- [RECORD EXTRACTS]

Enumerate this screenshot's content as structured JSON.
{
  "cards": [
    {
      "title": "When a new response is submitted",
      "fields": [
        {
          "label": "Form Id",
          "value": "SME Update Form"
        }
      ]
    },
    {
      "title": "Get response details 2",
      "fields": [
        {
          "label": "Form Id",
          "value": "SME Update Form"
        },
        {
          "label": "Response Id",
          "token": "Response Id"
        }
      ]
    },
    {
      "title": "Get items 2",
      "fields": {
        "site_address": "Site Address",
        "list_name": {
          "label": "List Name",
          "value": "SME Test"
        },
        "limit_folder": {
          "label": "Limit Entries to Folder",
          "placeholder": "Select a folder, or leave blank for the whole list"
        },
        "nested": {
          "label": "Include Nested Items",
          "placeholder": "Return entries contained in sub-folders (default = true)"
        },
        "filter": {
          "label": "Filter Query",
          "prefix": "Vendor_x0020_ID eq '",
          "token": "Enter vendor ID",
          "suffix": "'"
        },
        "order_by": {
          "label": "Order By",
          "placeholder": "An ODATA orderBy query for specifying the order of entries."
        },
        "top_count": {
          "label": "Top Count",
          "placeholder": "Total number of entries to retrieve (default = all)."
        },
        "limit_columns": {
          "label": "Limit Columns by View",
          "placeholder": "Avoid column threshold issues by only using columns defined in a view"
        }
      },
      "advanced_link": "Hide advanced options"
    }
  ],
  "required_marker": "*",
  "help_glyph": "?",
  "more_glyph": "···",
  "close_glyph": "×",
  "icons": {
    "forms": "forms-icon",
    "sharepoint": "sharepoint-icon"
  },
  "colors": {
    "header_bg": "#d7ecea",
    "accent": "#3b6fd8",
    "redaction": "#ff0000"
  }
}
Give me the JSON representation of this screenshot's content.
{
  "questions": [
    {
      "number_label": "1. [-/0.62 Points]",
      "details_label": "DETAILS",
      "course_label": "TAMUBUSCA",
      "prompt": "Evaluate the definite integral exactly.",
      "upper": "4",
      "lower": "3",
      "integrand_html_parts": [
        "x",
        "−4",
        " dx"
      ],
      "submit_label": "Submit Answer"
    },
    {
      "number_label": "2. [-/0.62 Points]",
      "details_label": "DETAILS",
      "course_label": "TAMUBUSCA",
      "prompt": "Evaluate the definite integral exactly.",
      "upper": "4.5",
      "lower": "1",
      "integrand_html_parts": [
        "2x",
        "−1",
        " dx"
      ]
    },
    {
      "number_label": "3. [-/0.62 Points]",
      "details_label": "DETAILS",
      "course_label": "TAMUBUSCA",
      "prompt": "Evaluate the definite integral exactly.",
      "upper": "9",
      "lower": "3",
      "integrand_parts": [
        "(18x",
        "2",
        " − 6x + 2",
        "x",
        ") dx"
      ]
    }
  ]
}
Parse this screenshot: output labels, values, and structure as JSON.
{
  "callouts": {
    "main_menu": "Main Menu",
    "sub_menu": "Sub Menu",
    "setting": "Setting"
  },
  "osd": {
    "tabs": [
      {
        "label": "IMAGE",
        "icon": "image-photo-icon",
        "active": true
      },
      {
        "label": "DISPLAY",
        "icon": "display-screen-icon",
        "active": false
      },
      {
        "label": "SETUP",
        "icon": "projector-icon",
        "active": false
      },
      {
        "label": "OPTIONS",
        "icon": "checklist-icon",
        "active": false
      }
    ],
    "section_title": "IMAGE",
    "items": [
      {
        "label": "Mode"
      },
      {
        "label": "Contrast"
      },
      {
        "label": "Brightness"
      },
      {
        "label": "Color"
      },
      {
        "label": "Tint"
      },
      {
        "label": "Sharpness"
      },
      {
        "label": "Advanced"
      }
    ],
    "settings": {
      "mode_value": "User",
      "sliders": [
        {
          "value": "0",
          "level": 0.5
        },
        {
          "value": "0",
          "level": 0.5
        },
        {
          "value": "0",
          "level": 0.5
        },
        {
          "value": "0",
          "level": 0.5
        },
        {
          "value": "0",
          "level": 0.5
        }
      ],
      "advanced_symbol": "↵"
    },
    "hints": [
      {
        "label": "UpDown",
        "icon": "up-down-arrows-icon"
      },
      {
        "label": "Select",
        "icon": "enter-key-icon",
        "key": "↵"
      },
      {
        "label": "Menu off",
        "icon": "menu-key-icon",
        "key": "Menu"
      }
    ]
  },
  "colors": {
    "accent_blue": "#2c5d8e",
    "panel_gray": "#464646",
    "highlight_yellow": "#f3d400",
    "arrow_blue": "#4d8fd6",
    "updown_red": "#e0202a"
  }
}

- [WHAT THE TASK ASKS] Report how many lines of the data contain the word "placeholder", using the number alone.

- [ANSWER] 5